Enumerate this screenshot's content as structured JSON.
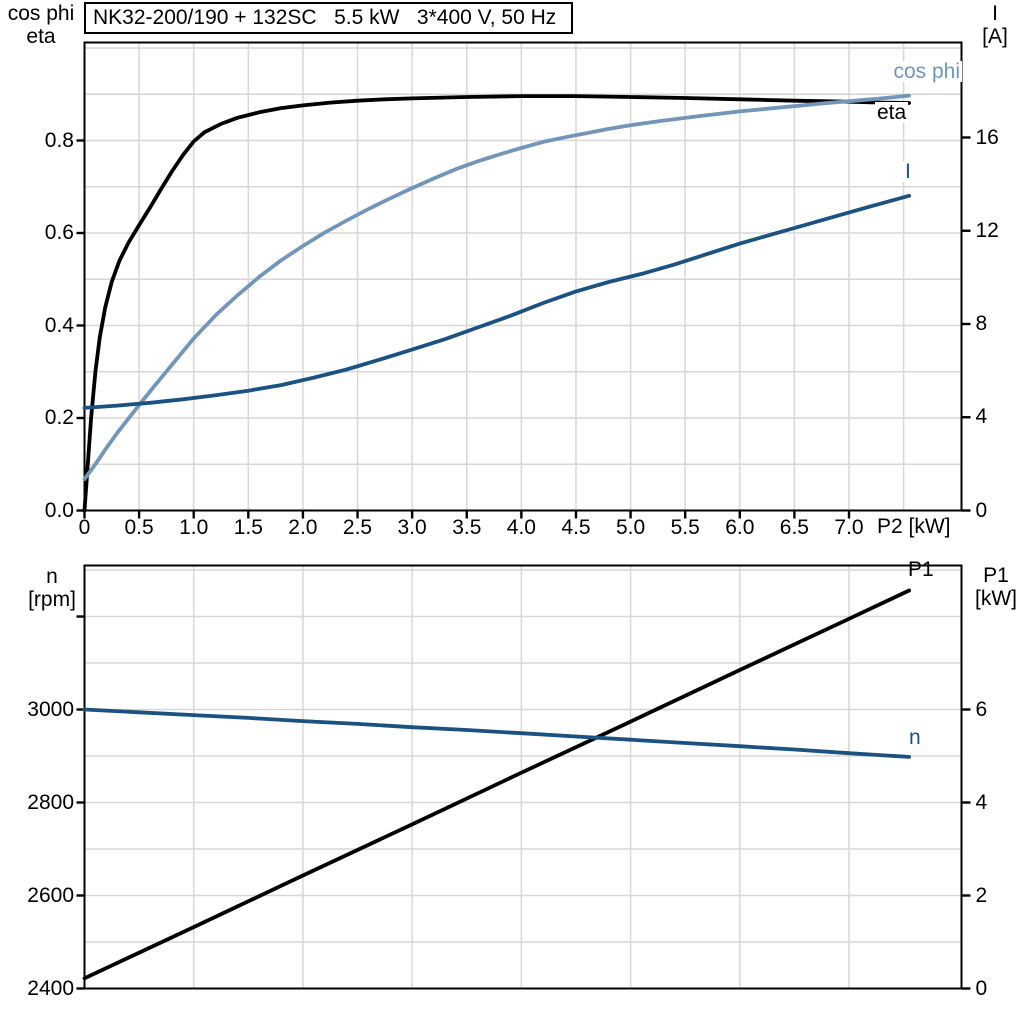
{
  "colors": {
    "curve_black": "#000000",
    "curve_light_blue": "#7495ba",
    "curve_dark_blue": "#1b5282",
    "grid": "#d7d7d7",
    "axis": "#000000",
    "background": "#ffffff"
  },
  "chart_data": [
    {
      "id": "upper",
      "type": "line",
      "title": "NK32-200/190 + 132SC   5.5 kW   3*400 V, 50 Hz",
      "x_axis": {
        "label": "P2 [kW]",
        "min": 0,
        "max": 8.03,
        "grid_step": 0.5,
        "grid_max": 7.5,
        "ticks": [
          {
            "v": 0,
            "label": "0"
          },
          {
            "v": 0.5,
            "label": "0.5"
          },
          {
            "v": 1,
            "label": "1.0"
          },
          {
            "v": 1.5,
            "label": "1.5"
          },
          {
            "v": 2,
            "label": "2.0"
          },
          {
            "v": 2.5,
            "label": "2.5"
          },
          {
            "v": 3,
            "label": "3.0"
          },
          {
            "v": 3.5,
            "label": "3.5"
          },
          {
            "v": 4,
            "label": "4.0"
          },
          {
            "v": 4.5,
            "label": "4.5"
          },
          {
            "v": 5,
            "label": "5.0"
          },
          {
            "v": 5.5,
            "label": "5.5"
          },
          {
            "v": 6,
            "label": "6.0"
          },
          {
            "v": 6.5,
            "label": "6.5"
          },
          {
            "v": 7,
            "label": "7.0"
          }
        ]
      },
      "left_axis": {
        "label1": "cos phi",
        "label2": "eta",
        "min": 0,
        "max": 1.0119,
        "grid_step": 0.1,
        "grid_max": 1.0,
        "ticks": [
          {
            "v": 0,
            "label": "0.0"
          },
          {
            "v": 0.2,
            "label": "0.2"
          },
          {
            "v": 0.4,
            "label": "0.4"
          },
          {
            "v": 0.6,
            "label": "0.6"
          },
          {
            "v": 0.8,
            "label": "0.8"
          }
        ]
      },
      "right_axis": {
        "label1": "I",
        "label2": "[A]",
        "min": 0,
        "max": 20.075,
        "ticks": [
          {
            "v": 0,
            "label": "0"
          },
          {
            "v": 4,
            "label": "4"
          },
          {
            "v": 8,
            "label": "8"
          },
          {
            "v": 12,
            "label": "12"
          },
          {
            "v": 16,
            "label": "16"
          }
        ]
      },
      "series": [
        {
          "name": "eta",
          "label": "eta",
          "axis": "left",
          "color": "#000000",
          "points": [
            [
              0,
              0
            ],
            [
              0.03,
              0.1
            ],
            [
              0.06,
              0.2
            ],
            [
              0.1,
              0.3
            ],
            [
              0.14,
              0.375
            ],
            [
              0.19,
              0.44
            ],
            [
              0.25,
              0.495
            ],
            [
              0.32,
              0.54
            ],
            [
              0.4,
              0.578
            ],
            [
              0.5,
              0.617
            ],
            [
              0.6,
              0.655
            ],
            [
              0.7,
              0.695
            ],
            [
              0.8,
              0.733
            ],
            [
              0.9,
              0.768
            ],
            [
              1,
              0.798
            ],
            [
              1.1,
              0.818
            ],
            [
              1.25,
              0.836
            ],
            [
              1.4,
              0.849
            ],
            [
              1.6,
              0.861
            ],
            [
              1.8,
              0.87
            ],
            [
              2,
              0.876
            ],
            [
              2.25,
              0.882
            ],
            [
              2.5,
              0.886
            ],
            [
              2.75,
              0.889
            ],
            [
              3,
              0.891
            ],
            [
              3.5,
              0.894
            ],
            [
              4,
              0.896
            ],
            [
              4.5,
              0.896
            ],
            [
              5,
              0.894
            ],
            [
              5.5,
              0.892
            ],
            [
              6,
              0.889
            ],
            [
              6.5,
              0.886
            ],
            [
              7,
              0.884
            ],
            [
              7.3,
              0.882
            ],
            [
              7.55,
              0.881
            ]
          ]
        },
        {
          "name": "cos_phi",
          "label": "cos phi",
          "axis": "left",
          "color": "#7495ba",
          "points": [
            [
              0,
              0.068
            ],
            [
              0.1,
              0.1
            ],
            [
              0.2,
              0.135
            ],
            [
              0.3,
              0.168
            ],
            [
              0.4,
              0.198
            ],
            [
              0.5,
              0.228
            ],
            [
              0.65,
              0.272
            ],
            [
              0.8,
              0.315
            ],
            [
              1,
              0.372
            ],
            [
              1.2,
              0.422
            ],
            [
              1.4,
              0.465
            ],
            [
              1.6,
              0.505
            ],
            [
              1.8,
              0.541
            ],
            [
              2,
              0.572
            ],
            [
              2.2,
              0.601
            ],
            [
              2.4,
              0.627
            ],
            [
              2.6,
              0.652
            ],
            [
              2.8,
              0.675
            ],
            [
              3,
              0.697
            ],
            [
              3.2,
              0.718
            ],
            [
              3.4,
              0.738
            ],
            [
              3.6,
              0.755
            ],
            [
              3.8,
              0.77
            ],
            [
              4,
              0.784
            ],
            [
              4.2,
              0.797
            ],
            [
              4.4,
              0.807
            ],
            [
              4.6,
              0.816
            ],
            [
              4.8,
              0.825
            ],
            [
              5,
              0.833
            ],
            [
              5.3,
              0.843
            ],
            [
              5.6,
              0.852
            ],
            [
              6,
              0.863
            ],
            [
              6.4,
              0.872
            ],
            [
              6.8,
              0.881
            ],
            [
              7.1,
              0.887
            ],
            [
              7.3,
              0.891
            ],
            [
              7.55,
              0.897
            ]
          ]
        },
        {
          "name": "current",
          "label": "I",
          "axis": "right",
          "color": "#1b5282",
          "points": [
            [
              0,
              4.4
            ],
            [
              0.3,
              4.5
            ],
            [
              0.6,
              4.62
            ],
            [
              0.9,
              4.77
            ],
            [
              1.2,
              4.94
            ],
            [
              1.5,
              5.14
            ],
            [
              1.8,
              5.38
            ],
            [
              2.1,
              5.7
            ],
            [
              2.4,
              6.05
            ],
            [
              2.7,
              6.47
            ],
            [
              3,
              6.9
            ],
            [
              3.3,
              7.35
            ],
            [
              3.6,
              7.85
            ],
            [
              3.9,
              8.35
            ],
            [
              4.2,
              8.9
            ],
            [
              4.5,
              9.4
            ],
            [
              4.8,
              9.8
            ],
            [
              5.1,
              10.15
            ],
            [
              5.4,
              10.55
            ],
            [
              5.7,
              11
            ],
            [
              6,
              11.45
            ],
            [
              6.3,
              11.85
            ],
            [
              6.6,
              12.25
            ],
            [
              6.9,
              12.65
            ],
            [
              7.2,
              13.05
            ],
            [
              7.55,
              13.5
            ]
          ]
        }
      ]
    },
    {
      "id": "lower",
      "type": "line",
      "title": "",
      "x_axis": {
        "label": "",
        "min": 0,
        "max": 8.03,
        "grid_step": 1,
        "grid_max": 7,
        "ticks": []
      },
      "left_axis": {
        "label1": "n",
        "label2": "[rpm]",
        "min": 2400,
        "max": 3309.7,
        "grid_step": 100,
        "grid_max": 3300,
        "ticks": [
          {
            "v": 2400,
            "label": "2400"
          },
          {
            "v": 2600,
            "label": "2600"
          },
          {
            "v": 2800,
            "label": "2800"
          },
          {
            "v": 3000,
            "label": "3000"
          },
          {
            "v": 3200,
            "label": ""
          }
        ]
      },
      "right_axis": {
        "label1": "P1",
        "label2": "[kW]",
        "min": 0,
        "max": 9.097,
        "ticks": [
          {
            "v": 0,
            "label": "0"
          },
          {
            "v": 2,
            "label": "2"
          },
          {
            "v": 4,
            "label": "4"
          },
          {
            "v": 6,
            "label": "6"
          }
        ]
      },
      "series": [
        {
          "name": "P1",
          "label": "P1",
          "axis": "right",
          "color": "#000000",
          "points": [
            [
              0,
              0.22
            ],
            [
              1,
              1.32
            ],
            [
              2,
              2.43
            ],
            [
              3,
              3.53
            ],
            [
              4,
              4.64
            ],
            [
              5,
              5.74
            ],
            [
              6,
              6.85
            ],
            [
              7,
              7.95
            ],
            [
              7.55,
              8.56
            ]
          ]
        },
        {
          "name": "n",
          "label": "n",
          "axis": "left",
          "color": "#1b5282",
          "points": [
            [
              0,
              3000
            ],
            [
              0.5,
              2994
            ],
            [
              1,
              2988
            ],
            [
              1.5,
              2982
            ],
            [
              2,
              2975
            ],
            [
              2.5,
              2969
            ],
            [
              3,
              2962
            ],
            [
              3.5,
              2956
            ],
            [
              4,
              2949
            ],
            [
              4.5,
              2942
            ],
            [
              5,
              2935
            ],
            [
              5.5,
              2928
            ],
            [
              6,
              2921
            ],
            [
              6.5,
              2914
            ],
            [
              7,
              2906
            ],
            [
              7.55,
              2898
            ]
          ]
        }
      ]
    }
  ]
}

▶ Prompt
Pick out every line of the listing containing the word "name", and show those lines.

▶ Expected answer
          "name": "eta",
          "name": "cos_phi",
          "name": "current",
          "name": "P1",
          "name": "n",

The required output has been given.